#### Given records ####

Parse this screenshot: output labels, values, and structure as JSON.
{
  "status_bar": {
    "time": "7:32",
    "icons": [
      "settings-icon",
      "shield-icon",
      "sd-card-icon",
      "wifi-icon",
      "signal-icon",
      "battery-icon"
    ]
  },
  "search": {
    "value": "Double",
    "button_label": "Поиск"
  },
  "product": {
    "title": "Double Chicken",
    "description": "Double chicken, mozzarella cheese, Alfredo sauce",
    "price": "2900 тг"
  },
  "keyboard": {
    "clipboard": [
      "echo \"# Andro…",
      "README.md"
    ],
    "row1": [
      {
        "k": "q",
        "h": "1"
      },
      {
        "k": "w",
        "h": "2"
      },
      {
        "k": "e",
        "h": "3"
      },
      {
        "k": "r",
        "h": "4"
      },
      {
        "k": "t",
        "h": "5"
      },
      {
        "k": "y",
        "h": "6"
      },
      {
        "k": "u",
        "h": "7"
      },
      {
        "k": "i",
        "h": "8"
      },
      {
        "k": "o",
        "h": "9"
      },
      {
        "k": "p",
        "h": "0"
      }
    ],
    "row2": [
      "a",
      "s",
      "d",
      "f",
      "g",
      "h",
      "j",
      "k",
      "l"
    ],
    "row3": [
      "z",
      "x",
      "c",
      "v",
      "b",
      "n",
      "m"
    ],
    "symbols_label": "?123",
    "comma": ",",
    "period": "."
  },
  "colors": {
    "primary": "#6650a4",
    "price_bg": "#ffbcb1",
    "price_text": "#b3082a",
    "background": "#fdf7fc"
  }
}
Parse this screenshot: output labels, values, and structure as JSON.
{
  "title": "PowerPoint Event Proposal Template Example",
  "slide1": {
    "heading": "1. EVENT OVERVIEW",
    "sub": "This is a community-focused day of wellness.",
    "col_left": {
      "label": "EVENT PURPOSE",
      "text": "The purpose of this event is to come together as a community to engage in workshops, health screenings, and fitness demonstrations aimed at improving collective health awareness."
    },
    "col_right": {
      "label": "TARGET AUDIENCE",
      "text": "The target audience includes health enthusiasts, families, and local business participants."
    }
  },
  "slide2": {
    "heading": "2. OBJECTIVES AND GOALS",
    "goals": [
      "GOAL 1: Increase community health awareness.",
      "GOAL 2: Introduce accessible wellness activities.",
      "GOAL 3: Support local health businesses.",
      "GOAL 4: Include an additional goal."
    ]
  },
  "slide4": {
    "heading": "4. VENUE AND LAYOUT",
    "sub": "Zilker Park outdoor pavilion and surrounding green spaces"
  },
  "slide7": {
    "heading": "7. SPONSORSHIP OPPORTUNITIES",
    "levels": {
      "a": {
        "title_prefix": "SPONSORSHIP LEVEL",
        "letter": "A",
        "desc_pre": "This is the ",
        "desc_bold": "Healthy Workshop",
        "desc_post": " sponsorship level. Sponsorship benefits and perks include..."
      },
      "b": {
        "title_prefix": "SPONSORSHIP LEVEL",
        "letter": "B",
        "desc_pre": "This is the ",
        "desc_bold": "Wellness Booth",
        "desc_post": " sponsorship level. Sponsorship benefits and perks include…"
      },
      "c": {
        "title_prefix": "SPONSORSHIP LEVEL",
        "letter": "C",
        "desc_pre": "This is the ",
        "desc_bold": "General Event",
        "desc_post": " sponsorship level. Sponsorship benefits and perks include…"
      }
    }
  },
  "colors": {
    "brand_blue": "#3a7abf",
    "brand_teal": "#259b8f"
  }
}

####

▶ Written instruction:
Retype the data in full and match it exactly.

▶ Complete output:
Parse this screenshot: output labels, values, and structure as JSON.
{
  "status_bar": {
    "time": "7:32",
    "icons": [
      "settings-icon",
      "shield-icon",
      "sd-card-icon",
      "wifi-icon",
      "signal-icon",
      "battery-icon"
    ]
  },
  "search": {
    "value": "Double",
    "button_label": "Поиск"
  },
  "product": {
    "title": "Double Chicken",
    "description": "Double chicken, mozzarella cheese, Alfredo sauce",
    "price": "2900 тг"
  },
  "keyboard": {
    "clipboard": [
      "echo \"# Andro…",
      "README.md"
    ],
    "row1": [
      {
        "k": "q",
        "h": "1"
      },
      {
        "k": "w",
        "h": "2"
      },
      {
        "k": "e",
        "h": "3"
      },
      {
        "k": "r",
        "h": "4"
      },
      {
        "k": "t",
        "h": "5"
      },
      {
        "k": "y",
        "h": "6"
      },
      {
        "k": "u",
        "h": "7"
      },
      {
        "k": "i",
        "h": "8"
      },
      {
        "k": "o",
        "h": "9"
      },
      {
        "k": "p",
        "h": "0"
      }
    ],
    "row2": [
      "a",
      "s",
      "d",
      "f",
      "g",
      "h",
      "j",
      "k",
      "l"
    ],
    "row3": [
      "z",
      "x",
      "c",
      "v",
      "b",
      "n",
      "m"
    ],
    "symbols_label": "?123",
    "comma": ",",
    "period": "."
  },
  "colors": {
    "primary": "#6650a4",
    "price_bg": "#ffbcb1",
    "price_text": "#b3082a",
    "background": "#fdf7fc"
  }
}
Parse this screenshot: output labels, values, and structure as JSON.
{
  "title": "PowerPoint Event Proposal Template Example",
  "slide1": {
    "heading": "1. EVENT OVERVIEW",
    "sub": "This is a community-focused day of wellness.",
    "col_left": {
      "label": "EVENT PURPOSE",
      "text": "The purpose of this event is to come together as a community to engage in workshops, health screenings, and fitness demonstrations aimed at improving collective health awareness."
    },
    "col_right": {
      "label": "TARGET AUDIENCE",
      "text": "The target audience includes health enthusiasts, families, and local business participants."
    }
  },
  "slide2": {
    "heading": "2. OBJECTIVES AND GOALS",
    "goals": [
      "GOAL 1: Increase community health awareness.",
      "GOAL 2: Introduce accessible wellness activities.",
      "GOAL 3: Support local health businesses.",
      "GOAL 4: Include an additional goal."
    ]
  },
  "slide4": {
    "heading": "4. VENUE AND LAYOUT",
    "sub": "Zilker Park outdoor pavilion and surrounding green spaces"
  },
  "slide7": {
    "heading": "7. SPONSORSHIP OPPORTUNITIES",
    "levels": {
      "a": {
        "title_prefix": "SPONSORSHIP LEVEL",
        "letter": "A",
        "desc_pre": "This is the ",
        "desc_bold": "Healthy Workshop",
        "desc_post": " sponsorship level. Sponsorship benefits and perks include..."
      },
      "b": {
        "title_prefix": "SPONSORSHIP LEVEL",
        "letter": "B",
        "desc_pre": "This is the ",
        "desc_bold": "Wellness Booth",
        "desc_post": " sponsorship level. Sponsorship benefits and perks include…"
      },
      "c": {
        "title_prefix": "SPONSORSHIP LEVEL",
        "letter": "C",
        "desc_pre": "This is the ",
        "desc_bold": "General Event",
        "desc_post": " sponsorship level. Sponsorship benefits and perks include…"
      }
    }
  },
  "colors": {
    "brand_blue": "#3a7abf",
    "brand_teal": "#259b8f"
  }
}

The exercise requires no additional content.